*TEXTO APRESENTADO:*
━━━━━━
O encontro estava marcado para as 11h00. Às 10h56, recebemos um código de entrada no edifício - a Cork Train Station Guest House, uma guesthouse na estação de comboios de Esmoriz, recentemente inaugurada. Diante da porta de entrada, digitamos o código que nos haviam enviado, ao que se segue o som do destrancar da porta. Abrimo-a e entramos. Do andar superior, ouvem-se passos num crescendo de intensidade. Entre dois lanços de escadas, surge Mariana. “Bom dia”, diz de sorriso impresso no rosto. A Aveiro Mag foi conhecer o casal que transformou a habitação dos antigos chefe e subchefe da estação de Esmoriz numa casa onde são recebidas pessoas de qualquer parte do mundo - ou não fosse a ideia de André e Mariana “viajar a partir de casa”.

Subimos as escadas. À direita, um mapa-mundo em cortiça colado na parede - eis a clarificação do mote do projeto. Chegados ao topo, em frente, fixo à parede, um retângulo de cortiça com a numeração de um a quatro nele gravada. Estávamos à entrada de um corredor ao longo do qual se acede aos quatro quartos, duas cozinhas e uma sala de estar que constituem a casa. Mariana guia-nos na descoberta das diferentes divisões e indica-nos o local onde decorrerá a nossa conversa. Encontramo-nos na sala de estar. Do outro lado do compartimento, senta-se a ex-professora de Filosofia. As duas janelas estão abertas e a distância de segurança assegurada. Começa a viagem.

Mariana Oliveira e André Gomes conheceram-se “num grupo de amigos” e há vinte e um anos formam o casal que assume não dispensar das viagens de autocaravana, de caminhar e de ouvir música. Há 5 anos deixaram os seus empregos e foram viajar pelo mundo - uma viagem que durou 10 meses: conheceram o Sudoeste Asiático, Austrália, Nova Zelândia e Inglaterra. Entretanto, foram distribuindo o seu tempo entre o house sitting, pet sitting e a construção do seu novo projeto, que ganhou vida a 8 de julho deste ano. Mas às viagens e aos projetos já regressamos.

Para já, partimos à descoberta de algumas lembranças dos jovens empreendedores. A sua história de amor remonta à idade dos 18 anos - “altura em que tudo começa”. Foram amigos durante “muito tempo” e, desde que se juntaram para formar casal, já contam com 21 anos juntos. Mariana estudou Filosofia e foi professora no Colégio Liceal de Santa Maria de Lamas durante catorze anos e André conta com um longo percurso na área comercial. Assumem-se apaixonados pela música de Nick Cave e Benjamim Clementine - a sua banda sonora de eleição, sem qualquer dúvida.
━━━━━━
Dados de coordenadas da paginação:
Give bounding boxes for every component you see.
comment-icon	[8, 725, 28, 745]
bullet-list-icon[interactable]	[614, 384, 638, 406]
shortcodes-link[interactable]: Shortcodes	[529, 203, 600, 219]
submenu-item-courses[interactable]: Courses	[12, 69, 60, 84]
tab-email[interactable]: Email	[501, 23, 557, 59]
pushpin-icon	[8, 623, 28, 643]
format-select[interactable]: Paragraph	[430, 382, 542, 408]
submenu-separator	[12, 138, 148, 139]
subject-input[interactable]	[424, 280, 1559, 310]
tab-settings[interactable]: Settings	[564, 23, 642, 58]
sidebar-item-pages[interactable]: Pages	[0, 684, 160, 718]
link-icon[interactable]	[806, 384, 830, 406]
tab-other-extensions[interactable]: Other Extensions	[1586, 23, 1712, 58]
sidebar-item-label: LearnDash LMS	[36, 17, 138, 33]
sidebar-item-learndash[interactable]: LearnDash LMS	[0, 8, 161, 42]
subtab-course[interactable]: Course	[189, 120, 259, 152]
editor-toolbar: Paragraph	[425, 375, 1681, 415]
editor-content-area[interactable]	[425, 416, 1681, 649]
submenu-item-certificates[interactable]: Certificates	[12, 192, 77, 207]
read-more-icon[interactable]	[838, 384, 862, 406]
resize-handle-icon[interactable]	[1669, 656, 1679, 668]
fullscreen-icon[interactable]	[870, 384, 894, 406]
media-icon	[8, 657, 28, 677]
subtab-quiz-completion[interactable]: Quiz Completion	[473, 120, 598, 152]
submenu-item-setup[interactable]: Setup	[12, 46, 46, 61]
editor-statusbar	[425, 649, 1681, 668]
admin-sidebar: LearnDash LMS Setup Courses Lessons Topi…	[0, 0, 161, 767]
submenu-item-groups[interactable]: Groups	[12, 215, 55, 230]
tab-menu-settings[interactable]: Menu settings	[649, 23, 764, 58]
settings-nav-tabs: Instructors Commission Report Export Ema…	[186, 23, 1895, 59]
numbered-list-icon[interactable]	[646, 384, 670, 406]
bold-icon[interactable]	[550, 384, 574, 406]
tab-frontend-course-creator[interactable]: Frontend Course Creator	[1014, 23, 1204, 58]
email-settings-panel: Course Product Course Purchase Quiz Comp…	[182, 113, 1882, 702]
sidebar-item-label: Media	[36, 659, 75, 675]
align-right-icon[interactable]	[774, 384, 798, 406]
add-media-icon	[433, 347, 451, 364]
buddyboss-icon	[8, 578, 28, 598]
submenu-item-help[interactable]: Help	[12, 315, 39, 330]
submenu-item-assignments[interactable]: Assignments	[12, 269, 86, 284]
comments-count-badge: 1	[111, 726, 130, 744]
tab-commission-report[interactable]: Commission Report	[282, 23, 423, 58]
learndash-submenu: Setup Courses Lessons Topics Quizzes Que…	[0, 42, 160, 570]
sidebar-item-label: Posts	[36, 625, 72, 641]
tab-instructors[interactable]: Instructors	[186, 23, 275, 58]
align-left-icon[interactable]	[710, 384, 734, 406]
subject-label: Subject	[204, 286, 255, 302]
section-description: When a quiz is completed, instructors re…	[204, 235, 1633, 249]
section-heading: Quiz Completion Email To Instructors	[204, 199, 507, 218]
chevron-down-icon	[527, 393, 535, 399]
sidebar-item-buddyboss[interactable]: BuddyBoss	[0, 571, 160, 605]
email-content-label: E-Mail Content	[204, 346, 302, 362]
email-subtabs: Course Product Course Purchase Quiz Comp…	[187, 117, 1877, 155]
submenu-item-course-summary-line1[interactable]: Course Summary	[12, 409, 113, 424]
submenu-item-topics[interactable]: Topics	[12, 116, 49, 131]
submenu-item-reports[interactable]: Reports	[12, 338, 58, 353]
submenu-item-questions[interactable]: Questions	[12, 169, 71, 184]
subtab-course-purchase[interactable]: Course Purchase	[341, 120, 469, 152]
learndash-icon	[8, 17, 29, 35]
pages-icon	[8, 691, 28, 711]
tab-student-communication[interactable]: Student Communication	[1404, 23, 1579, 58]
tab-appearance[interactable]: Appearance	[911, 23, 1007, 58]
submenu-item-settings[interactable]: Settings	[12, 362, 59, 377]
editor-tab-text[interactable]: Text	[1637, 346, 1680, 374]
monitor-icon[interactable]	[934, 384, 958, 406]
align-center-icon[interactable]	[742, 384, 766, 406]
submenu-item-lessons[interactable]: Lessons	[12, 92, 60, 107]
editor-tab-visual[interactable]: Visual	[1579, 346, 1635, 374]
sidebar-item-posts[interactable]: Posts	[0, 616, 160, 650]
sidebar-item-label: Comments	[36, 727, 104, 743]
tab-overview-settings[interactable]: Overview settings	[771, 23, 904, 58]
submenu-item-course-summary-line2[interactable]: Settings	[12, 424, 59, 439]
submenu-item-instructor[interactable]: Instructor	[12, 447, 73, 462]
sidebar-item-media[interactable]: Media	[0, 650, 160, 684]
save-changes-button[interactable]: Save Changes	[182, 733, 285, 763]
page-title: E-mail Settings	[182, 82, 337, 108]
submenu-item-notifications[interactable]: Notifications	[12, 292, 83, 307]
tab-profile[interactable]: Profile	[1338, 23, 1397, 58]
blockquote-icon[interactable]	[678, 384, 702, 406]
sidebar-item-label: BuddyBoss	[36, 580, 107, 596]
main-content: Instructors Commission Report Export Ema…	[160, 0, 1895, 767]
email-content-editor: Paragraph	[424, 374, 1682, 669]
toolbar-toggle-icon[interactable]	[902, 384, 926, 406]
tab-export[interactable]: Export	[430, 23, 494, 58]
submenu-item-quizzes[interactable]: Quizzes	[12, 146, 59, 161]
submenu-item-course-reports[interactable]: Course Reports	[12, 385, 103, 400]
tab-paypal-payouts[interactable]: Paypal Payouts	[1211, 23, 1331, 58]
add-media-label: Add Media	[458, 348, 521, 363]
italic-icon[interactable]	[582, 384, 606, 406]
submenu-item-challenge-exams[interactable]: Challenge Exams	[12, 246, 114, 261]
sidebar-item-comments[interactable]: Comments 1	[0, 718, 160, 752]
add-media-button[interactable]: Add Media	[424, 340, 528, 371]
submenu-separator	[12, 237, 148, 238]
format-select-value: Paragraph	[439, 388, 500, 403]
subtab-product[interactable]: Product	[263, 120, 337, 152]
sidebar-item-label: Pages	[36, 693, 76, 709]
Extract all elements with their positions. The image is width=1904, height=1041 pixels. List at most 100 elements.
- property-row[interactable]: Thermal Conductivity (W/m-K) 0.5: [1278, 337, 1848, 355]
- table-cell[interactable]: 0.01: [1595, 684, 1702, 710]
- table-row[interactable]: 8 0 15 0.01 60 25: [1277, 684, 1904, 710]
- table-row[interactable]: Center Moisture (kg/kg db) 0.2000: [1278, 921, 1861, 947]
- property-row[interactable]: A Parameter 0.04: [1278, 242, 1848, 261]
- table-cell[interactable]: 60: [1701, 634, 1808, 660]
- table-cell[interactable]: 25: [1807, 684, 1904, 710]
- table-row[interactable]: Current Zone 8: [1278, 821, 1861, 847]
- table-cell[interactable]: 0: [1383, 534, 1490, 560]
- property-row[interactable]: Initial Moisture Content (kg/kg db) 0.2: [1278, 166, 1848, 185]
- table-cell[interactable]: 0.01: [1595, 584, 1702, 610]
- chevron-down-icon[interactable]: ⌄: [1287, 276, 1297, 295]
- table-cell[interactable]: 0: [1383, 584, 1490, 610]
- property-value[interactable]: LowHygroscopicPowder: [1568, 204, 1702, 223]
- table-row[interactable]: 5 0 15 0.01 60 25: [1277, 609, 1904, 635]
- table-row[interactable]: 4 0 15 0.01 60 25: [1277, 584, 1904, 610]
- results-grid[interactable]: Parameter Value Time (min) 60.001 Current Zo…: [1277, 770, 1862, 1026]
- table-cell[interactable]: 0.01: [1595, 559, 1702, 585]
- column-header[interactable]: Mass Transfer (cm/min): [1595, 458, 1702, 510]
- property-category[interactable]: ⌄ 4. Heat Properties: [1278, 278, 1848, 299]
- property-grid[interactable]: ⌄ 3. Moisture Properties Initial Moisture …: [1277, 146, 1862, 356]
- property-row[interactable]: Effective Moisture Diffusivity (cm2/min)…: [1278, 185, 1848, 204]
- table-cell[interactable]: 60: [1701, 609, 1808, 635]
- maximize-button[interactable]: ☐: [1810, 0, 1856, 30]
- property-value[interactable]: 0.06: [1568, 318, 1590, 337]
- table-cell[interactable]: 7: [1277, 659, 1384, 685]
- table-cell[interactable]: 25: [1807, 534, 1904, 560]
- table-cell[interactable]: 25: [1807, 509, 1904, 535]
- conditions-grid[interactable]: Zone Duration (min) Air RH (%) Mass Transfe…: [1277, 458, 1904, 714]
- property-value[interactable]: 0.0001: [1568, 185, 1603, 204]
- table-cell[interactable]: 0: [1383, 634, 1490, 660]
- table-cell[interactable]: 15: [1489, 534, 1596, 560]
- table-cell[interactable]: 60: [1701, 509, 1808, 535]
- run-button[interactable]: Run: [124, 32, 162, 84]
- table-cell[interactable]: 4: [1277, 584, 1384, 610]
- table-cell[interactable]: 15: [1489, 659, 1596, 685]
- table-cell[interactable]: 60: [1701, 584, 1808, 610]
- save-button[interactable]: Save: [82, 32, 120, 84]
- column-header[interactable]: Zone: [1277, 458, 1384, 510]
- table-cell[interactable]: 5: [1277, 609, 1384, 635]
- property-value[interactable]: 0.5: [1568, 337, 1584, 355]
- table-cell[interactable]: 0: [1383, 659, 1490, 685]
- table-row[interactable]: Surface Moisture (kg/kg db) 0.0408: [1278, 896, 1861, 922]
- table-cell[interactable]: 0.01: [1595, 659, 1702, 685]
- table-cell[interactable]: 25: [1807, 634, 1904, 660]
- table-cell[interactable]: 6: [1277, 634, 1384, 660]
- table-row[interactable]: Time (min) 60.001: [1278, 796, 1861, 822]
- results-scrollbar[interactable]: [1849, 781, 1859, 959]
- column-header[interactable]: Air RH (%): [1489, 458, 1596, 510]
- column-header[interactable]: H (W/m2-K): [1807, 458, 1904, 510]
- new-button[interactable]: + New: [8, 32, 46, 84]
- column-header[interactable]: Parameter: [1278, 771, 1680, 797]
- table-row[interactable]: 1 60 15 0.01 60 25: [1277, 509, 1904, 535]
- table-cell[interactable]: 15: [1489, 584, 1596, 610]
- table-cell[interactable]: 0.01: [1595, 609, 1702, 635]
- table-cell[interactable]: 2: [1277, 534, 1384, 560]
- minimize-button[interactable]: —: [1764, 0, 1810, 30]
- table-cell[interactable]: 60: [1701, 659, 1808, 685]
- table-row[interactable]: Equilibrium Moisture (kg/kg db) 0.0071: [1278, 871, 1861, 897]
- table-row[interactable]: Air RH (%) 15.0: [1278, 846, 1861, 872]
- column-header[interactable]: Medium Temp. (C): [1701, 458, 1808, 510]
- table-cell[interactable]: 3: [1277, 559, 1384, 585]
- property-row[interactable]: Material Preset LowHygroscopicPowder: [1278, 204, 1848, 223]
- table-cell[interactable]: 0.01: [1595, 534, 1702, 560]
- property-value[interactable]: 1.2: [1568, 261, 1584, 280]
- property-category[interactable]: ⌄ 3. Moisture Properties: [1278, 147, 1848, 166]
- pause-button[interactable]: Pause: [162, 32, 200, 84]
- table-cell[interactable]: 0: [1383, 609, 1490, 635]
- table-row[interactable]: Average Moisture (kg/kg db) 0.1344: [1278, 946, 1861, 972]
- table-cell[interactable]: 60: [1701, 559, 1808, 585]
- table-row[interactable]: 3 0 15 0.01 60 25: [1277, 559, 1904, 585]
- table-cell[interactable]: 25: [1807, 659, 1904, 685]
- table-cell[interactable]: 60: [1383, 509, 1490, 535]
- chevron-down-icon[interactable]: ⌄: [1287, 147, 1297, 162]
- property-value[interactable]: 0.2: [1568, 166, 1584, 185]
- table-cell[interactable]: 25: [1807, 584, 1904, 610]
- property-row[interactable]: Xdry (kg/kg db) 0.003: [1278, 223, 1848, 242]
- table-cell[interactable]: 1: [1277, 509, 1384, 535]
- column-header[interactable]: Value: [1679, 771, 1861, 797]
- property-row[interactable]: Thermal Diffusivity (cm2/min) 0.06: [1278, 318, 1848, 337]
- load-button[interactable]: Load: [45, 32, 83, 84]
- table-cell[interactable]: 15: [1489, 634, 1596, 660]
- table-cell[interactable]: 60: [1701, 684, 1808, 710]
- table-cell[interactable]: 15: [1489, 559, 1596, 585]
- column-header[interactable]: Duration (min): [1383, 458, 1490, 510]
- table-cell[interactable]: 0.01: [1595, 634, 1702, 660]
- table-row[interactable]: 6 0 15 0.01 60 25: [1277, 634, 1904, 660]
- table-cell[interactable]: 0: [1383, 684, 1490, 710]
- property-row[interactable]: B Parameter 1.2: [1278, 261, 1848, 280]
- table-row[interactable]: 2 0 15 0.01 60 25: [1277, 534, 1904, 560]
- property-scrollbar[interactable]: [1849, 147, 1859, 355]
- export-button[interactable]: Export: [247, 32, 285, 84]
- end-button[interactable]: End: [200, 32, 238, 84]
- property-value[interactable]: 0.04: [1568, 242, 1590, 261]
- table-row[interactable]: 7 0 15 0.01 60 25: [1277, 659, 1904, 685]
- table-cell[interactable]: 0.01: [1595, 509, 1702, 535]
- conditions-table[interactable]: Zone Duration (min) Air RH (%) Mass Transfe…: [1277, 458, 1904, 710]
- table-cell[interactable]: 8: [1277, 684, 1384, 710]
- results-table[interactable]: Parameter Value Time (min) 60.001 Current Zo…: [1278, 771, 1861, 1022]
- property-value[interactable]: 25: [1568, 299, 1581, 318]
━━━━━━
*OBJETIVO:* Retome o texto sobre a guesthouse na estação de comboios de Esmoriz e continue-o a partir da última frase apresentada.

*RESPOSTA DO EXERCÍCIO:*
Na sala onde conversamos, estamos nós e Mariana - André não chegou ainda. Quando surgiu a pergunta sobre o gosto musical do casal, a anfitriã da casa respondeu sem pensar duas vezes: “Nick Cave e, mais recentemente, Benjamim Clementine”. Ouvem-se passos apressados ao longo do corredor e, em voz alta, diz Mariana “Ó André, olha anda cá responder a umas perguntas”. André chega à sala e cumprimenta-nos. “Vou buscar água”, diz. Dirige-se à cozinha. À distância de um corredor, Mariana pergunta: “Estão a perguntar que bandas nos acompanham”, ao que rapidamente André responde “Nick Cave”. Sintonia perfeita. A ex-professora devolve uma nova questão: “E atualmente?”. Fez-se silêncio. Avançamos com a próxima pergunta. Quando Mariana começava a responder, André, ainda na cozinha, grita “Benjamim Clementine”. Ecoa uma gargalhada na sala. “Estamos em sintonia, estás a ver?”, comenta Mariana. A verdade é que a sincronia era indubitável, assim como a alegria e amabilidade do casal entre eles e para connosco.

Mariana e André na sala de estar.

Seguimos para o gosto pelas viagens - o que, de resto, nos trouxe até cá. Não foi fácil chegar a uma conclusão acerca do momento em que essa paixão começou. No entanto, dizem ter sido, provavelmente, o facto de nunca o terem feito. Uma vez que o horário de trabalho dos seus pais era rigoroso e não permitia muito tempo livre para “grandes viagens”, a vontade de conhecer mais “mundo” ficou adiada para mais tarde. A dada altura, dizem ter refletido sobre a relação entre a passagem do tempo e a vontade de aproveitá-lo da melhor forma possível - “Quando já não puderes é que vais ter tempo para ir?” -, o que os levou a dar passos nesse sentido.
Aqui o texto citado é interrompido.